▼▼▼

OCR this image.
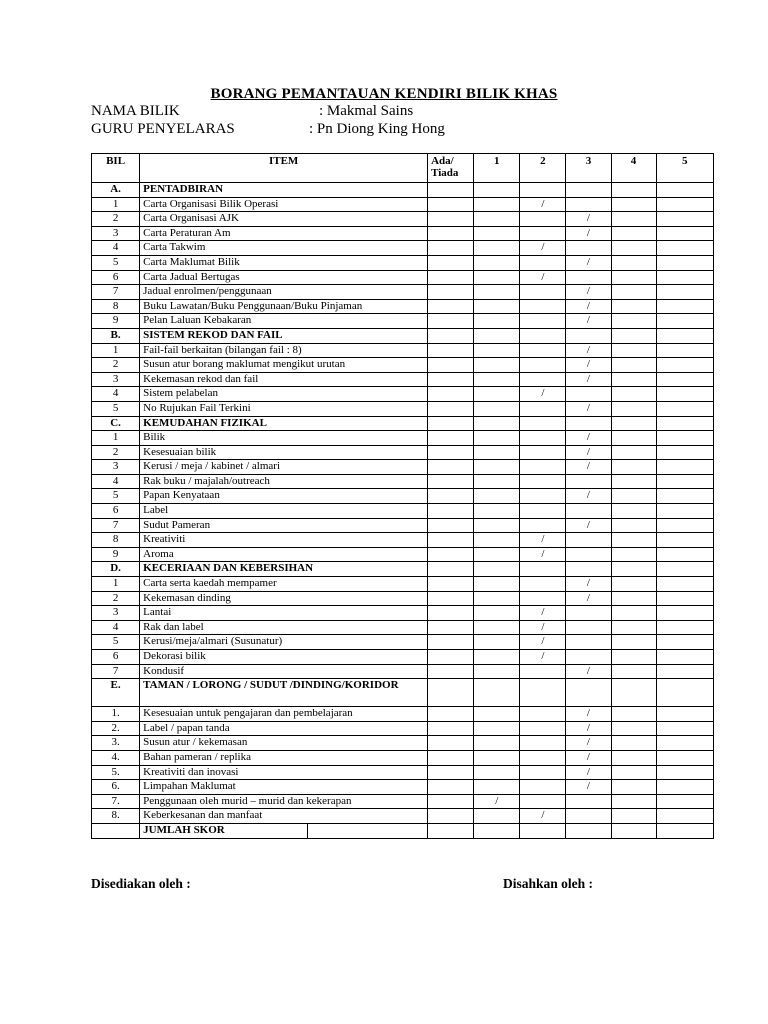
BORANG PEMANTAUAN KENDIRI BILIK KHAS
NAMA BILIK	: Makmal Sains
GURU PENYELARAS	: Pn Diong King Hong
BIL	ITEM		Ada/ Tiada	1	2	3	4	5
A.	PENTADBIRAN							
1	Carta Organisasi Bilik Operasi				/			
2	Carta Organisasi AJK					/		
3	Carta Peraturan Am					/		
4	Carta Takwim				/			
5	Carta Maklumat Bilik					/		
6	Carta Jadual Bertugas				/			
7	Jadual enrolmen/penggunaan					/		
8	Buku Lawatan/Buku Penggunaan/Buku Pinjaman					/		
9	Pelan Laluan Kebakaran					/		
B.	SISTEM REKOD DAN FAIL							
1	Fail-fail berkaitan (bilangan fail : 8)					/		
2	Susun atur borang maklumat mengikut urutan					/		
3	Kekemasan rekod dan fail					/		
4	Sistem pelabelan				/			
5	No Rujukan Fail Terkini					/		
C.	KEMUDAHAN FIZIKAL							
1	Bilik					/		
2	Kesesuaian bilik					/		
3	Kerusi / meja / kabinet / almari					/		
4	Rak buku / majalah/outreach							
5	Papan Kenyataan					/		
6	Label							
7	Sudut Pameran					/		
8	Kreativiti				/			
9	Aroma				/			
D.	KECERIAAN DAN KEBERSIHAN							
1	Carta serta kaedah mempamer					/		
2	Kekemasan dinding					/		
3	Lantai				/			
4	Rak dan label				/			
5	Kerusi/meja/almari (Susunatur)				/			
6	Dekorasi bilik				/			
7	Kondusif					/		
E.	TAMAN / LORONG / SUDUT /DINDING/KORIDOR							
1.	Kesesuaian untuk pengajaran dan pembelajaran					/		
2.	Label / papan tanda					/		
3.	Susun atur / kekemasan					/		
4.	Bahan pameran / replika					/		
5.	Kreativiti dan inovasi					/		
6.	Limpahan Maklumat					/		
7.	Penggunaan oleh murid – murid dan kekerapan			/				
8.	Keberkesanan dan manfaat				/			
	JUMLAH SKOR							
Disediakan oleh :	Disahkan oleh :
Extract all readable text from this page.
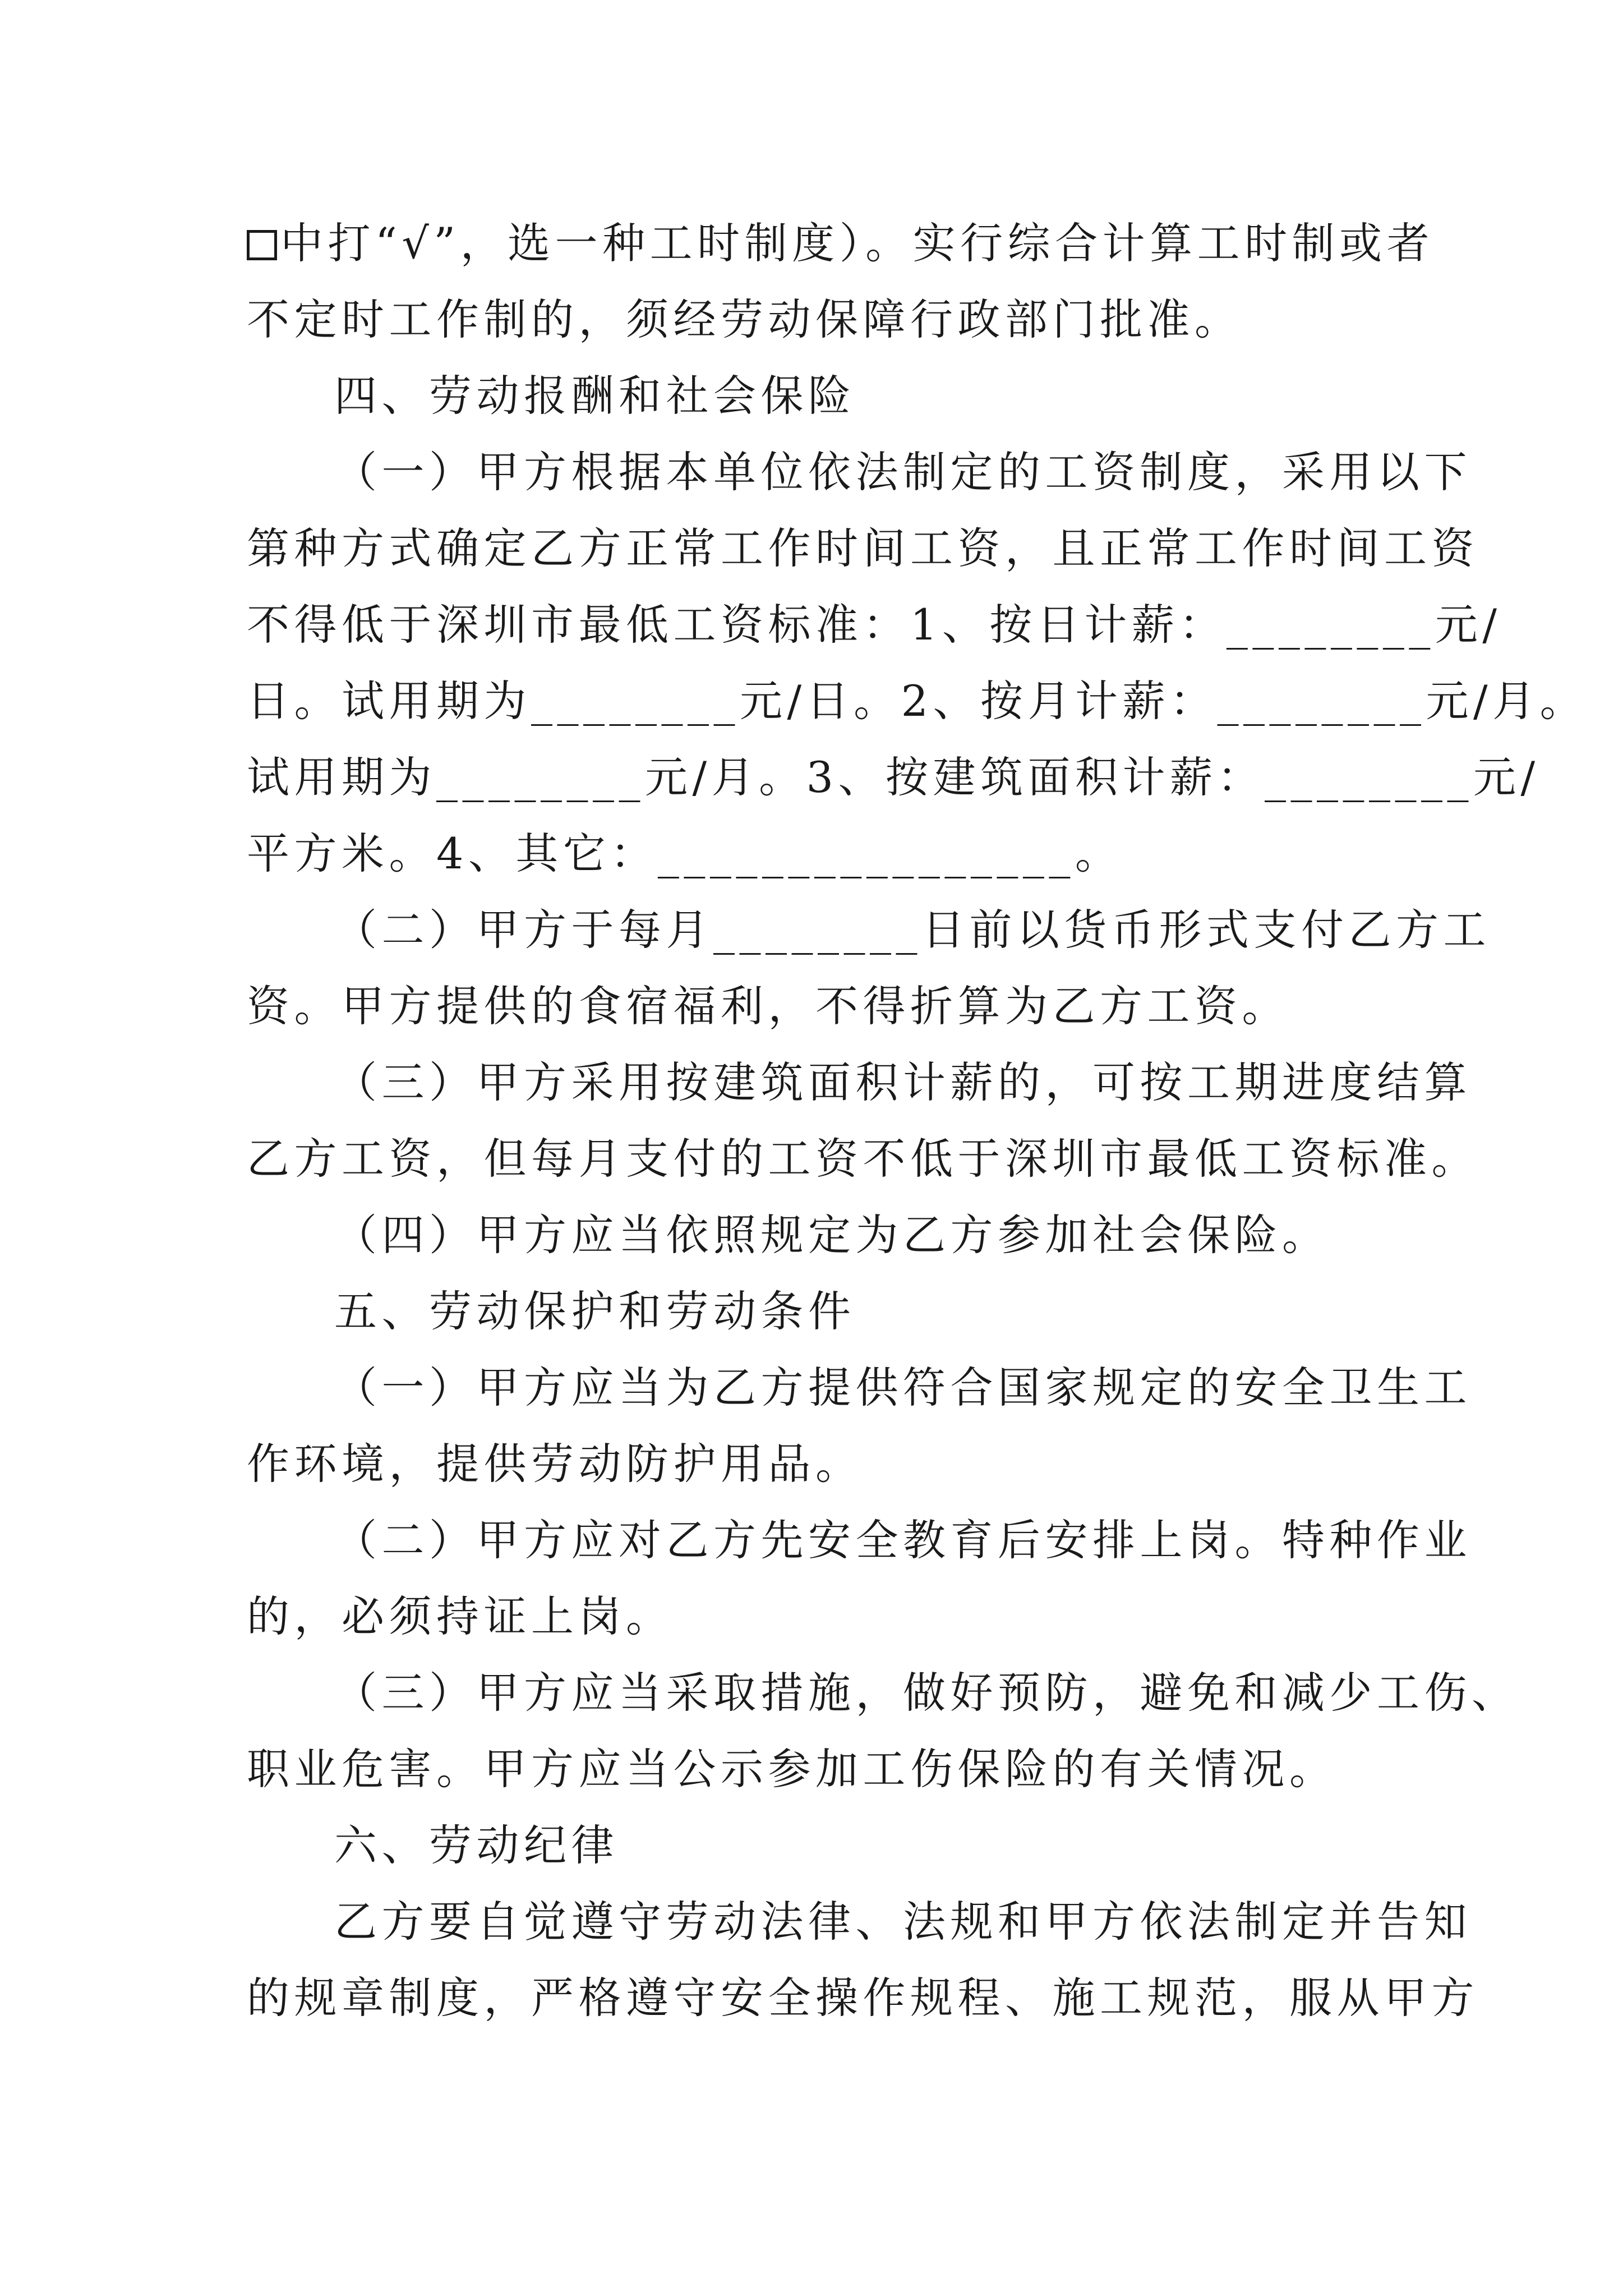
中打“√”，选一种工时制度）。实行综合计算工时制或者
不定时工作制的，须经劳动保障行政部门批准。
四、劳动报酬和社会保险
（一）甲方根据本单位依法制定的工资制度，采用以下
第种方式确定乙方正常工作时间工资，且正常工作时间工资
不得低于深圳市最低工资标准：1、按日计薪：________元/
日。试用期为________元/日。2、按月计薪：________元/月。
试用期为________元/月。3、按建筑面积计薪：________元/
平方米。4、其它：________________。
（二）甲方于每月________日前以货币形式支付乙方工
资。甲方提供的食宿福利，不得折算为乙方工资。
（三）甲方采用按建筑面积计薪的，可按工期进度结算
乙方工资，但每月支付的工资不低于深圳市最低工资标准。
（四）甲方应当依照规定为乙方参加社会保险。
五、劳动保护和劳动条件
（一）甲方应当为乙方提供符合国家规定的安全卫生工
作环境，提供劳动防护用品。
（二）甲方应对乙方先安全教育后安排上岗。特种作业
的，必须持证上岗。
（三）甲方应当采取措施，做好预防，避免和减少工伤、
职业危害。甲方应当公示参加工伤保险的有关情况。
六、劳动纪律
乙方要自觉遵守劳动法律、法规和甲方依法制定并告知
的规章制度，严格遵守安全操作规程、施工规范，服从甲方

▲▲▲

Copy all lines from the data that hold the word "Organisasi".

1	Carta Organisasi Bilik Operasi				/			
2	Carta Organisasi AJK					/		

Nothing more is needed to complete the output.